### DATA SUPPLIED
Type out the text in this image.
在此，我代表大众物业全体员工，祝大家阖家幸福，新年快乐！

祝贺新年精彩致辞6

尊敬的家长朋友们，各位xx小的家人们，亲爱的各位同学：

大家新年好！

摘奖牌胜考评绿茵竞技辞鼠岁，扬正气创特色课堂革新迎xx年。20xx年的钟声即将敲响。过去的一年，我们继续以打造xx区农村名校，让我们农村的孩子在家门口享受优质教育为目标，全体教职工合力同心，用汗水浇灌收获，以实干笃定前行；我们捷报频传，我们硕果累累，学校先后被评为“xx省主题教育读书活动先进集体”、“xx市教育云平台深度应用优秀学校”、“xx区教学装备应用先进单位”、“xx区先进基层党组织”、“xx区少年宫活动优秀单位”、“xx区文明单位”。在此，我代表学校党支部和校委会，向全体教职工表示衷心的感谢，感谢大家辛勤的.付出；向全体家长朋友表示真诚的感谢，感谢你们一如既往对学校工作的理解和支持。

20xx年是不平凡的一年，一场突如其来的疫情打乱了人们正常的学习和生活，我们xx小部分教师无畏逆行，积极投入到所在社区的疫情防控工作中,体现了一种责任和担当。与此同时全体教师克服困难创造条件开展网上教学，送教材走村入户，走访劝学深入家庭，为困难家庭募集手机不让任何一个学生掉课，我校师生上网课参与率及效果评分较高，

### EXERCISE GOAL
Everything in the listing above should be restated exactly.

### OUTPUT BELOW
Type out the text in this image.
在此，我代表大众物业全体员工，祝大家阖家幸福，新年快乐！

祝贺新年精彩致辞6

尊敬的家长朋友们，各位xx小的家人们，亲爱的各位同学：

大家新年好！

摘奖牌胜考评绿茵竞技辞鼠岁，扬正气创特色课堂革新迎xx年。20xx年的钟声即将敲响。过去的一年，我们继续以打造xx区农村名校，让我们农村的孩子在家门口享受优质教育为目标，全体教职工合力同心，用汗水浇灌收获，以实干笃定前行；我们捷报频传，我们硕果累累，学校先后被评为“xx省主题教育读书活动先进集体”、“xx市教育云平台深度应用优秀学校”、“xx区教学装备应用先进单位”、“xx区先进基层党组织”、“xx区少年宫活动优秀单位”、“xx区文明单位”。在此，我代表学校党支部和校委会，向全体教职工表示衷心的感谢，感谢大家辛勤的.付出；向全体家长朋友表示真诚的感谢，感谢你们一如既往对学校工作的理解和支持。

20xx年是不平凡的一年，一场突如其来的疫情打乱了人们正常的学习和生活，我们xx小部分教师无畏逆行，积极投入到所在社区的疫情防控工作中,体现了一种责任和担当。与此同时全体教师克服困难创造条件开展网上教学，送教材走村入户，走访劝学深入家庭，为困难家庭募集手机不让任何一个学生掉课，我校师生上网课参与率及效果评分较高，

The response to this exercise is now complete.